6.  Data and Information Management

6.1 Introduction

A comprehensive DEEPWAVE project web page has been developed and is available at: https://www.eol.ucar.edu/field_projects/deepwave. This web page provides project documentation and access to operations and logistical information, facilities and instrumentation, mailing lists, meetings and presentations, education and outreach, and data management from the planning to the post-field phase of DEEPWAVE. The development and maintenance of a comprehensive and accurate data archive is a critical step in meeting the scientific objectives of DEEPWAVE. The overall guiding philosophy for the DEEPWAVE data management is to make the completed data set (and project documentation described above) available to the scientific community as soon as possible following the DEEPWAVE Field Phase, while providing ample time to the DEEPWAVE Investigators and Participants to process, quality control, and analyze their data before providing open access. DEEPWAVE will coordinate closely with other collaborating partners in the archival and exchange of data and associated information.
..............................
**REQUEST A:** List each kind of information that the DEEPWAVE data management section says the project web page gives access to.

(Layout records)
..............................
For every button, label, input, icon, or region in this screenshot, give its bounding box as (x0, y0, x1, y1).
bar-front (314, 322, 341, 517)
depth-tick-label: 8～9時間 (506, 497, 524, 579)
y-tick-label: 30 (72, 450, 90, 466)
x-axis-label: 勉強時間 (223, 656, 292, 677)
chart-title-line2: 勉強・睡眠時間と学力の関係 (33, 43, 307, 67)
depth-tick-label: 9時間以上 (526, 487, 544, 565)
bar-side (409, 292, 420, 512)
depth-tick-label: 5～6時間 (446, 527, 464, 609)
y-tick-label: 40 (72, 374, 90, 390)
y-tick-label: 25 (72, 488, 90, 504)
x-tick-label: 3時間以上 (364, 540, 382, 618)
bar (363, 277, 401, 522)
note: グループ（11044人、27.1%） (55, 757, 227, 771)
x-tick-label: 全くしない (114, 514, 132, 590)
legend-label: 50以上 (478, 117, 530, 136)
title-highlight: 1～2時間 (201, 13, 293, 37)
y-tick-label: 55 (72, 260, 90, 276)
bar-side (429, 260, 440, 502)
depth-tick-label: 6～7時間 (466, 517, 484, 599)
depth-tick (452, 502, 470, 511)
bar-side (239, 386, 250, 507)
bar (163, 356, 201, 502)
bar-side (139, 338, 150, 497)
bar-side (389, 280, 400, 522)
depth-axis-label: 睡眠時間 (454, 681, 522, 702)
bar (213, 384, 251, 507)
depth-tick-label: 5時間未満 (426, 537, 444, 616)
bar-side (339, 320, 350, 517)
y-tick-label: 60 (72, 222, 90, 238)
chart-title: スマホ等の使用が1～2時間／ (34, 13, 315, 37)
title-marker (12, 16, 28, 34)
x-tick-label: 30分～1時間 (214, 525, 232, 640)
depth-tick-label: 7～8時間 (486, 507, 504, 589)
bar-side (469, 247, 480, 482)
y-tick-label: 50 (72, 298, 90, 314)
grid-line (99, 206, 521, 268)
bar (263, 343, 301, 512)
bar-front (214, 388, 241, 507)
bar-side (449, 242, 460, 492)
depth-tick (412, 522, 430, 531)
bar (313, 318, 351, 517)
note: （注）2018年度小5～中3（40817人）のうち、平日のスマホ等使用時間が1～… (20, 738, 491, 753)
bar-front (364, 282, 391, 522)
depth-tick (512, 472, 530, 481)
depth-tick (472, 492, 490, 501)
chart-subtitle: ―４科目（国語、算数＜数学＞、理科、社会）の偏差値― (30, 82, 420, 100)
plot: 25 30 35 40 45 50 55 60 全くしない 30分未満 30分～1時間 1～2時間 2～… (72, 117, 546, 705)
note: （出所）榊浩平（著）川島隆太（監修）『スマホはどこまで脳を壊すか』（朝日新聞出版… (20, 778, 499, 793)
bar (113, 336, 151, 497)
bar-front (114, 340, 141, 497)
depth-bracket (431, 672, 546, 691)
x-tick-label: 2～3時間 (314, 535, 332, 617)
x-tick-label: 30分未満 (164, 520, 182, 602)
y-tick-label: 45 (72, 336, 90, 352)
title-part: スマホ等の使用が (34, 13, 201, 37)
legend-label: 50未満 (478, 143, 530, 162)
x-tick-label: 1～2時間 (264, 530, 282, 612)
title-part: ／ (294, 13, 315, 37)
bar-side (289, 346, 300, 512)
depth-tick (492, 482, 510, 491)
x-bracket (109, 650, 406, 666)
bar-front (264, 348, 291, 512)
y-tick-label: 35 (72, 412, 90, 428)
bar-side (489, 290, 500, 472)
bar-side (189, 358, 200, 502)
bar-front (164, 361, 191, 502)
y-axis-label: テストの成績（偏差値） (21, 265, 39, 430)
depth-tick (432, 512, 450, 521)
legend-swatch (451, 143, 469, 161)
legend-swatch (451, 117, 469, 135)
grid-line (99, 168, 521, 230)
..............................
**REQUEST B:** Copy out the layout rows again, everything from the first row down to the row that contains "depth-tick (472, 492, 490, 501)", with both ends included.

**CORRECT RESPONSE A:**
- operations and logistical information
- facilities and instrumentation
- mailing lists
- meetings and presentations
- education and outreach
- data management from the planning to the post-field phase of DEEPWAVE

**CORRECT RESPONSE B:**
For every button, label, input, icon, or region in this screenshot, give its bounding box as (x0, y0, x1, y1).
bar-front (314, 322, 341, 517)
depth-tick-label: 8～9時間 (506, 497, 524, 579)
y-tick-label: 30 (72, 450, 90, 466)
x-axis-label: 勉強時間 (223, 656, 292, 677)
chart-title-line2: 勉強・睡眠時間と学力の関係 (33, 43, 307, 67)
depth-tick-label: 9時間以上 (526, 487, 544, 565)
bar-side (409, 292, 420, 512)
depth-tick-label: 5～6時間 (446, 527, 464, 609)
y-tick-label: 40 (72, 374, 90, 390)
y-tick-label: 25 (72, 488, 90, 504)
x-tick-label: 3時間以上 (364, 540, 382, 618)
bar (363, 277, 401, 522)
note: グループ（11044人、27.1%） (55, 757, 227, 771)
x-tick-label: 全くしない (114, 514, 132, 590)
legend-label: 50以上 (478, 117, 530, 136)
title-highlight: 1～2時間 (201, 13, 293, 37)
y-tick-label: 55 (72, 260, 90, 276)
bar-side (429, 260, 440, 502)
depth-tick-label: 6～7時間 (466, 517, 484, 599)
depth-tick (452, 502, 470, 511)
bar-side (239, 386, 250, 507)
bar (163, 356, 201, 502)
bar-side (139, 338, 150, 497)
bar-side (389, 280, 400, 522)
depth-axis-label: 睡眠時間 (454, 681, 522, 702)
bar (213, 384, 251, 507)
depth-tick-label: 5時間未満 (426, 537, 444, 616)
bar-side (339, 320, 350, 517)
y-tick-label: 60 (72, 222, 90, 238)
chart-title: スマホ等の使用が1～2時間／ (34, 13, 315, 37)
title-marker (12, 16, 28, 34)
x-tick-label: 30分～1時間 (214, 525, 232, 640)
depth-tick-label: 7～8時間 (486, 507, 504, 589)
bar-side (469, 247, 480, 482)
y-tick-label: 50 (72, 298, 90, 314)
grid-line (99, 206, 521, 268)
bar (263, 343, 301, 512)
bar-front (214, 388, 241, 507)
bar-side (449, 242, 460, 492)
depth-tick (412, 522, 430, 531)
bar (313, 318, 351, 517)
note: （注）2018年度小5～中3（40817人）のうち、平日のスマホ等使用時間が1～… (20, 738, 491, 753)
bar-front (364, 282, 391, 522)
depth-tick (512, 472, 530, 481)
depth-tick (472, 492, 490, 501)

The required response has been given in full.